EXERCISE PROMPT → Filter the records below for the word "Number". Copy each line that holds it.

Dataset rows about figures →
========================
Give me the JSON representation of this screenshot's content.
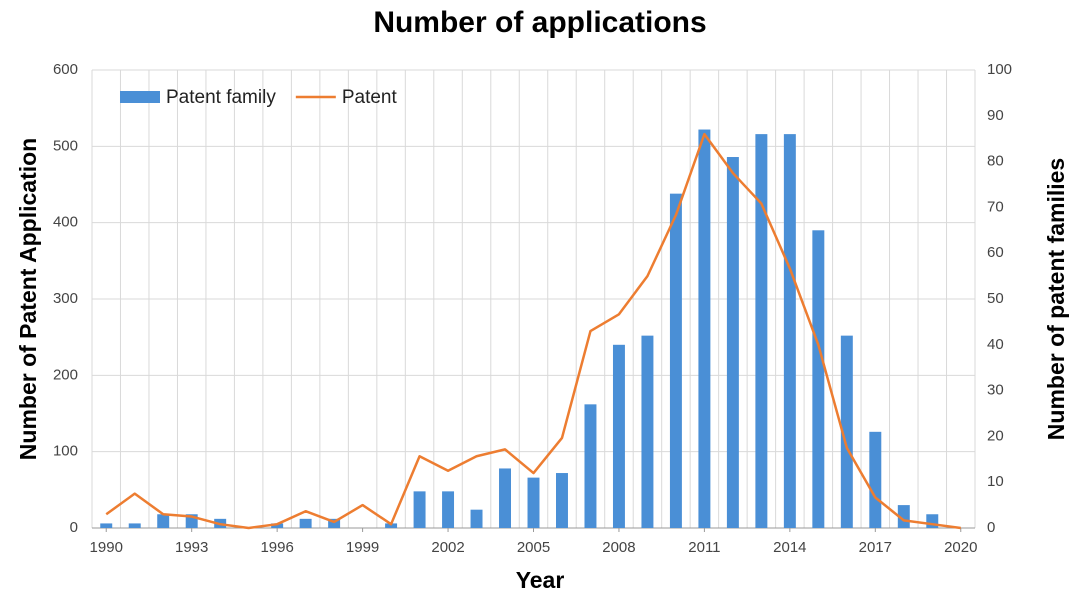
{
  "chart_data": {
    "type": "bar+line",
    "title": "Number of applications",
    "xlabel": "Year",
    "ylabel": "Number of Patent Application",
    "y2label": "Number of patent families",
    "x": [
      1990,
      1991,
      1992,
      1993,
      1994,
      1995,
      1996,
      1997,
      1998,
      1999,
      2000,
      2001,
      2002,
      2003,
      2004,
      2005,
      2006,
      2007,
      2008,
      2009,
      2010,
      2011,
      2012,
      2013,
      2014,
      2015,
      2016,
      2017,
      2018,
      2019,
      2020
    ],
    "xlim": [
      1989.5,
      2020.5
    ],
    "xticks": [
      1990,
      1993,
      1996,
      1999,
      2002,
      2005,
      2008,
      2011,
      2014,
      2017,
      2020
    ],
    "ylim": [
      0,
      600
    ],
    "yticks": [
      0,
      100,
      200,
      300,
      400,
      500,
      600
    ],
    "y2lim": [
      0,
      100
    ],
    "y2ticks": [
      0,
      10,
      20,
      30,
      40,
      50,
      60,
      70,
      80,
      90,
      100
    ],
    "grid": true,
    "legend": "top-left",
    "series": [
      {
        "name": "Patent family",
        "kind": "bar",
        "axis": "y2",
        "color": "#4a8fd6",
        "values": [
          1,
          1,
          3,
          3,
          2,
          0,
          1,
          2,
          2,
          0,
          1,
          8,
          8,
          4,
          13,
          11,
          12,
          27,
          40,
          42,
          73,
          87,
          81,
          86,
          86,
          65,
          42,
          21,
          5,
          3,
          0
        ]
      },
      {
        "name": "Patent",
        "kind": "line",
        "axis": "y",
        "color": "#ed7d31",
        "values": [
          18,
          45,
          18,
          15,
          5,
          0,
          5,
          22,
          8,
          30,
          5,
          94,
          75,
          94,
          103,
          72,
          118,
          258,
          280,
          330,
          410,
          516,
          465,
          425,
          340,
          240,
          105,
          40,
          10,
          5,
          0
        ]
      }
    ]
  }
}
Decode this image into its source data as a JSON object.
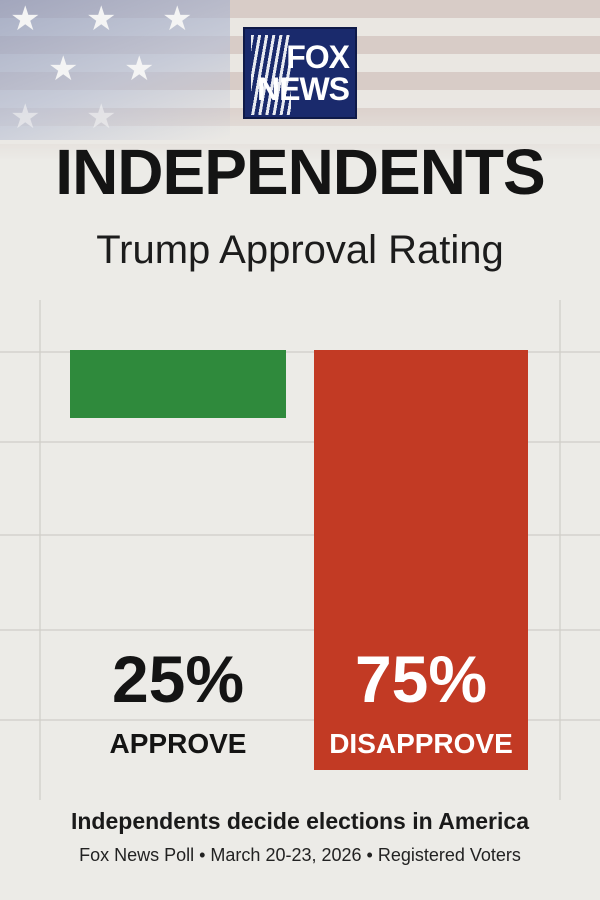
{
  "brand": {
    "logo_line1": "FOX",
    "logo_line2": "NEWS"
  },
  "colors": {
    "approve": "#2f8a3c",
    "disapprove": "#c23a24",
    "text": "#141414",
    "white": "#ffffff"
  },
  "chart_data": {
    "type": "bar",
    "title": "INDEPENDENTS",
    "subtitle": "Trump Approval Rating",
    "categories": [
      "APPROVE",
      "DISAPPROVE"
    ],
    "values": [
      25,
      75
    ],
    "value_labels": [
      "25%",
      "75%"
    ],
    "ylim": [
      0,
      100
    ],
    "grid": true
  },
  "footer": {
    "headline": "Independents decide elections in America",
    "source": "Fox News Poll • March 20-23, 2026 • Registered Voters"
  }
}
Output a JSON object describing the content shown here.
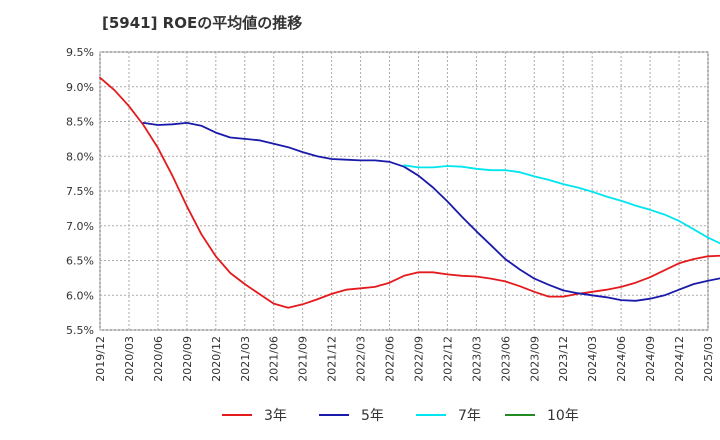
{
  "chart_data": {
    "type": "line",
    "title": "[5941]  ROEの平均値の推移",
    "xlabel": "",
    "ylabel": "",
    "ylim": [
      5.5,
      9.5
    ],
    "yticks": [
      "9.5%",
      "9.0%",
      "8.5%",
      "8.0%",
      "7.5%",
      "7.0%",
      "6.5%",
      "6.0%",
      "5.5%"
    ],
    "ytick_values": [
      9.5,
      9.0,
      8.5,
      8.0,
      7.5,
      7.0,
      6.5,
      6.0,
      5.5
    ],
    "xticks": [
      "2019/12",
      "2020/03",
      "2020/06",
      "2020/09",
      "2020/12",
      "2021/03",
      "2021/06",
      "2021/09",
      "2021/12",
      "2022/03",
      "2022/06",
      "2022/09",
      "2022/12",
      "2023/03",
      "2023/06",
      "2023/09",
      "2023/12",
      "2024/03",
      "2024/06",
      "2024/09",
      "2024/12",
      "2025/03"
    ],
    "legend_position": "bottom",
    "grid": true,
    "series": [
      {
        "name": "3年",
        "color": "#e41a1c",
        "points": [
          [
            0,
            9.13
          ],
          [
            1,
            8.95
          ],
          [
            2,
            8.72
          ],
          [
            3,
            8.45
          ],
          [
            4,
            8.12
          ],
          [
            5,
            7.72
          ],
          [
            6,
            7.28
          ],
          [
            7,
            6.88
          ],
          [
            8,
            6.56
          ],
          [
            9,
            6.32
          ],
          [
            10,
            6.16
          ],
          [
            11,
            6.02
          ],
          [
            12,
            5.88
          ],
          [
            13,
            5.82
          ],
          [
            14,
            5.87
          ],
          [
            15,
            5.94
          ],
          [
            16,
            6.02
          ],
          [
            17,
            6.08
          ],
          [
            18,
            6.1
          ],
          [
            19,
            6.12
          ],
          [
            20,
            6.18
          ],
          [
            21,
            6.28
          ],
          [
            22,
            6.33
          ],
          [
            23,
            6.33
          ],
          [
            24,
            6.3
          ],
          [
            25,
            6.28
          ],
          [
            26,
            6.27
          ],
          [
            27,
            6.24
          ],
          [
            28,
            6.2
          ],
          [
            29,
            6.13
          ],
          [
            30,
            6.05
          ],
          [
            31,
            5.98
          ],
          [
            32,
            5.98
          ],
          [
            33,
            6.02
          ],
          [
            34,
            6.05
          ],
          [
            35,
            6.08
          ],
          [
            36,
            6.12
          ],
          [
            37,
            6.18
          ],
          [
            38,
            6.26
          ],
          [
            39,
            6.36
          ],
          [
            40,
            6.46
          ],
          [
            41,
            6.52
          ],
          [
            42,
            6.56
          ],
          [
            43,
            6.57
          ],
          [
            44,
            6.6
          ],
          [
            45,
            6.63
          ]
        ]
      },
      {
        "name": "5年",
        "color": "#1a1aaa",
        "points": [
          [
            3,
            8.48
          ],
          [
            4,
            8.45
          ],
          [
            5,
            8.46
          ],
          [
            6,
            8.48
          ],
          [
            7,
            8.44
          ],
          [
            8,
            8.34
          ],
          [
            9,
            8.27
          ],
          [
            10,
            8.25
          ],
          [
            11,
            8.23
          ],
          [
            12,
            8.18
          ],
          [
            13,
            8.13
          ],
          [
            14,
            8.06
          ],
          [
            15,
            8.0
          ],
          [
            16,
            7.96
          ],
          [
            17,
            7.95
          ],
          [
            18,
            7.94
          ],
          [
            19,
            7.94
          ],
          [
            20,
            7.92
          ],
          [
            21,
            7.85
          ],
          [
            22,
            7.72
          ],
          [
            23,
            7.55
          ],
          [
            24,
            7.35
          ],
          [
            25,
            7.13
          ],
          [
            26,
            6.92
          ],
          [
            27,
            6.72
          ],
          [
            28,
            6.52
          ],
          [
            29,
            6.37
          ],
          [
            30,
            6.24
          ],
          [
            31,
            6.15
          ],
          [
            32,
            6.07
          ],
          [
            33,
            6.03
          ],
          [
            34,
            6.0
          ],
          [
            35,
            5.97
          ],
          [
            36,
            5.93
          ],
          [
            37,
            5.92
          ],
          [
            38,
            5.95
          ],
          [
            39,
            6.0
          ],
          [
            40,
            6.08
          ],
          [
            41,
            6.16
          ],
          [
            42,
            6.21
          ],
          [
            43,
            6.25
          ],
          [
            44,
            6.33
          ],
          [
            45,
            6.43
          ]
        ]
      },
      {
        "name": "7年",
        "color": "#00e5ee",
        "points": [
          [
            21,
            7.87
          ],
          [
            22,
            7.84
          ],
          [
            23,
            7.84
          ],
          [
            24,
            7.86
          ],
          [
            25,
            7.85
          ],
          [
            26,
            7.82
          ],
          [
            27,
            7.8
          ],
          [
            28,
            7.8
          ],
          [
            29,
            7.77
          ],
          [
            30,
            7.71
          ],
          [
            31,
            7.66
          ],
          [
            32,
            7.6
          ],
          [
            33,
            7.55
          ],
          [
            34,
            7.49
          ],
          [
            35,
            7.42
          ],
          [
            36,
            7.36
          ],
          [
            37,
            7.29
          ],
          [
            38,
            7.23
          ],
          [
            39,
            7.16
          ],
          [
            40,
            7.07
          ],
          [
            41,
            6.95
          ],
          [
            42,
            6.83
          ],
          [
            43,
            6.73
          ],
          [
            44,
            6.67
          ],
          [
            45,
            6.64
          ]
        ]
      },
      {
        "name": "10年",
        "color": "#228b22",
        "points": []
      }
    ]
  }
}
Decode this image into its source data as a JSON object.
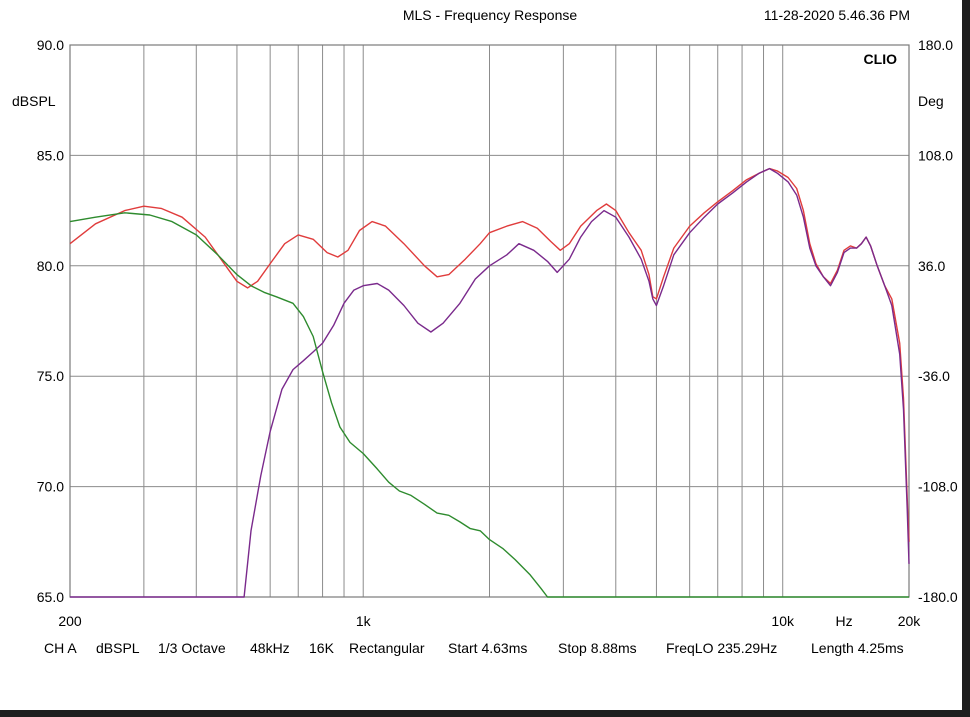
========================
RESULT OF THE TASK →
    "title": "Number of applications",
    "ylabel": "Number of Patent Application",
    "y2label": "Number of patent families",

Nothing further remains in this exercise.